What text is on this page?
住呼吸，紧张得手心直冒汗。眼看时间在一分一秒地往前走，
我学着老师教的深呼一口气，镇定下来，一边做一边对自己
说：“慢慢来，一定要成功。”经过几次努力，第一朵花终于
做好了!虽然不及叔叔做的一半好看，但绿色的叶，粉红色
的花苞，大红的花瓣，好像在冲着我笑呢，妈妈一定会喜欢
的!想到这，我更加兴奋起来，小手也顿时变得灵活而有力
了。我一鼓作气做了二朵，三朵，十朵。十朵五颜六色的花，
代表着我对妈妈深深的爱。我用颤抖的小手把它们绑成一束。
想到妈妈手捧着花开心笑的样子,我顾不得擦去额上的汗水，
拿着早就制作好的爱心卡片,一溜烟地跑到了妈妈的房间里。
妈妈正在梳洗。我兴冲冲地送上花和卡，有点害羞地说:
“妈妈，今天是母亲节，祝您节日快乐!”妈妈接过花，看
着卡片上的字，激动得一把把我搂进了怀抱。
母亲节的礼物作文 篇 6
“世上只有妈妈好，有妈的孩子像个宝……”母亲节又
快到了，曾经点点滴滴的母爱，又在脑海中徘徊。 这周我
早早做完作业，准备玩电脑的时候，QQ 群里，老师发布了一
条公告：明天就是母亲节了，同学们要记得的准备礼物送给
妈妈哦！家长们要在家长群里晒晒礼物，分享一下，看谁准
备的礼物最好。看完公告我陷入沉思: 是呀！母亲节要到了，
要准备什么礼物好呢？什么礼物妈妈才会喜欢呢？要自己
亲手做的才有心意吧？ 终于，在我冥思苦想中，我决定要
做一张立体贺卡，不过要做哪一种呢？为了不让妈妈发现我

+ + + + +

### The problem
From the records above, extract everything verbatim.

### Solution to the exercise
What text is on this page?
住呼吸，紧张得手心直冒汗。眼看时间在一分一秒地往前走，
我学着老师教的深呼一口气，镇定下来，一边做一边对自己
说：“慢慢来，一定要成功。”经过几次努力，第一朵花终于
做好了!虽然不及叔叔做的一半好看，但绿色的叶，粉红色
的花苞，大红的花瓣，好像在冲着我笑呢，妈妈一定会喜欢
的!想到这，我更加兴奋起来，小手也顿时变得灵活而有力
了。我一鼓作气做了二朵，三朵，十朵。十朵五颜六色的花，
代表着我对妈妈深深的爱。我用颤抖的小手把它们绑成一束。
想到妈妈手捧着花开心笑的样子,我顾不得擦去额上的汗水，
拿着早就制作好的爱心卡片,一溜烟地跑到了妈妈的房间里。
妈妈正在梳洗。我兴冲冲地送上花和卡，有点害羞地说:
“妈妈，今天是母亲节，祝您节日快乐!”妈妈接过花，看
着卡片上的字，激动得一把把我搂进了怀抱。
母亲节的礼物作文 篇 6
“世上只有妈妈好，有妈的孩子像个宝……”母亲节又
快到了，曾经点点滴滴的母爱，又在脑海中徘徊。 这周我
早早做完作业，准备玩电脑的时候，QQ 群里，老师发布了一
条公告：明天就是母亲节了，同学们要记得的准备礼物送给
妈妈哦！家长们要在家长群里晒晒礼物，分享一下，看谁准
备的礼物最好。看完公告我陷入沉思: 是呀！母亲节要到了，
要准备什么礼物好呢？什么礼物妈妈才会喜欢呢？要自己
亲手做的才有心意吧？ 终于，在我冥思苦想中，我决定要
做一张立体贺卡，不过要做哪一种呢？为了不让妈妈发现我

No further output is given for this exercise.